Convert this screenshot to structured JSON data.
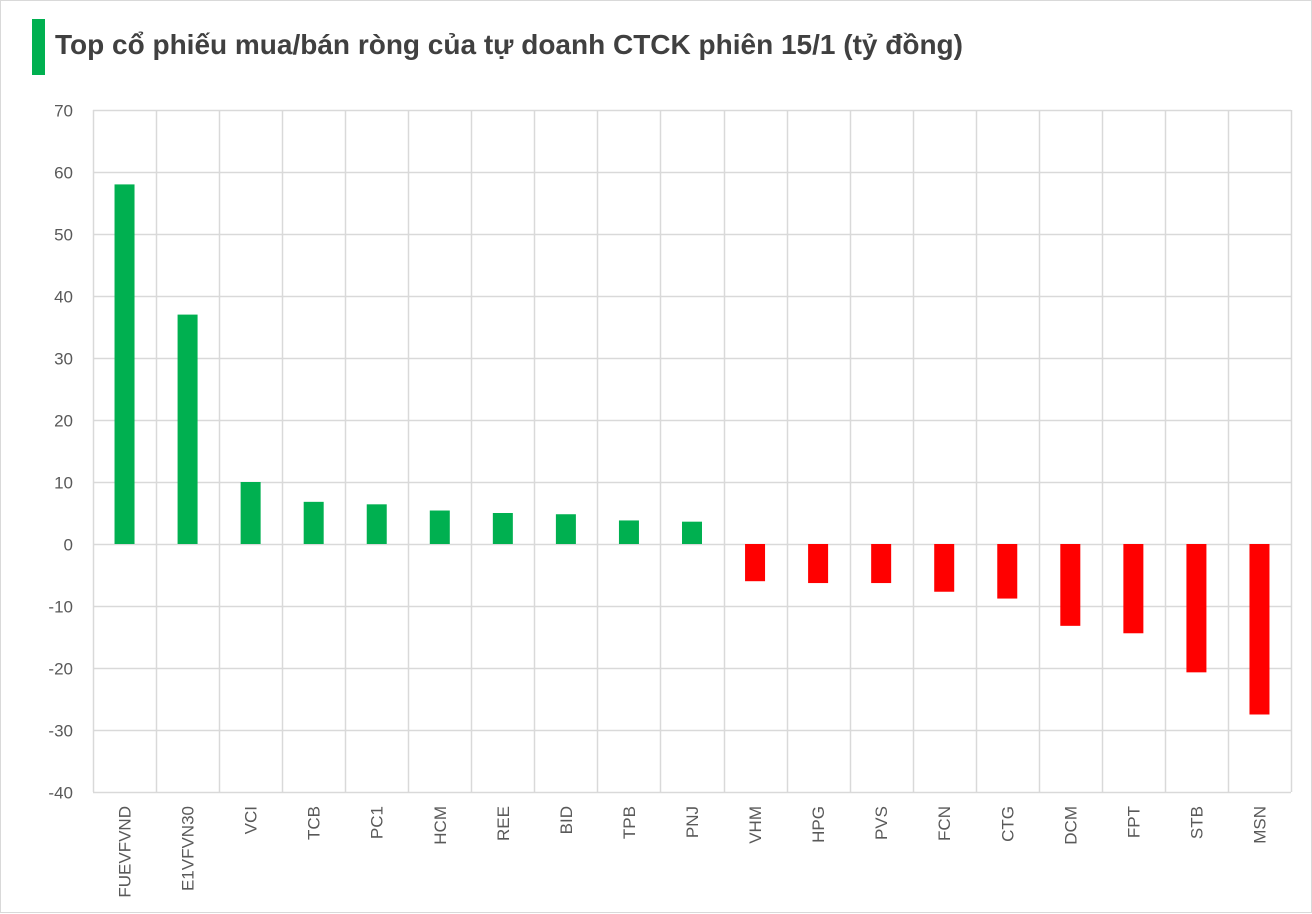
{
  "title": "Top cổ phiếu mua/bán ròng của tự doanh CTCK phiên 15/1 (tỷ đồng)",
  "colors": {
    "accent": "#00b050",
    "positive": "#00b050",
    "negative": "#ff0000",
    "grid": "#d9d9d9",
    "text": "#404040"
  },
  "chart_data": {
    "type": "bar",
    "title": "Top cổ phiếu mua/bán ròng của tự doanh CTCK phiên 15/1 (tỷ đồng)",
    "xlabel": "",
    "ylabel": "",
    "ylim": [
      -40,
      70
    ],
    "yticks": [
      70,
      60,
      50,
      40,
      30,
      20,
      10,
      0,
      -10,
      -20,
      -30,
      -40
    ],
    "grid": true,
    "legend": "none",
    "categories": [
      "FUEVFVND",
      "E1VFVN30",
      "VCI",
      "TCB",
      "PC1",
      "HCM",
      "REE",
      "BID",
      "TPB",
      "PNJ",
      "VHM",
      "HPG",
      "PVS",
      "FCN",
      "CTG",
      "DCM",
      "FPT",
      "STB",
      "MSN"
    ],
    "values": [
      58,
      37,
      10,
      6.8,
      6.4,
      5.4,
      5.0,
      4.8,
      3.8,
      3.6,
      -6,
      -6.3,
      -6.3,
      -7.7,
      -8.8,
      -13.2,
      -14.4,
      -20.7,
      -27.5
    ]
  }
}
---*---
TASK DETAILS -
Copy out the data above exactly, except the pictures.

RESULT OF THE EXERCISE -
Convert this screenshot to structured JSON data.
{
  "title": "Top cổ phiếu mua/bán ròng của tự doanh CTCK phiên 15/1 (tỷ đồng)",
  "colors": {
    "accent": "#00b050",
    "positive": "#00b050",
    "negative": "#ff0000",
    "grid": "#d9d9d9",
    "text": "#404040"
  },
  "chart_data": {
    "type": "bar",
    "title": "Top cổ phiếu mua/bán ròng của tự doanh CTCK phiên 15/1 (tỷ đồng)",
    "xlabel": "",
    "ylabel": "",
    "ylim": [
      -40,
      70
    ],
    "yticks": [
      70,
      60,
      50,
      40,
      30,
      20,
      10,
      0,
      -10,
      -20,
      -30,
      -40
    ],
    "grid": true,
    "legend": "none",
    "categories": [
      "FUEVFVND",
      "E1VFVN30",
      "VCI",
      "TCB",
      "PC1",
      "HCM",
      "REE",
      "BID",
      "TPB",
      "PNJ",
      "VHM",
      "HPG",
      "PVS",
      "FCN",
      "CTG",
      "DCM",
      "FPT",
      "STB",
      "MSN"
    ],
    "values": [
      58,
      37,
      10,
      6.8,
      6.4,
      5.4,
      5.0,
      4.8,
      3.8,
      3.6,
      -6,
      -6.3,
      -6.3,
      -7.7,
      -8.8,
      -13.2,
      -14.4,
      -20.7,
      -27.5
    ]
  }
}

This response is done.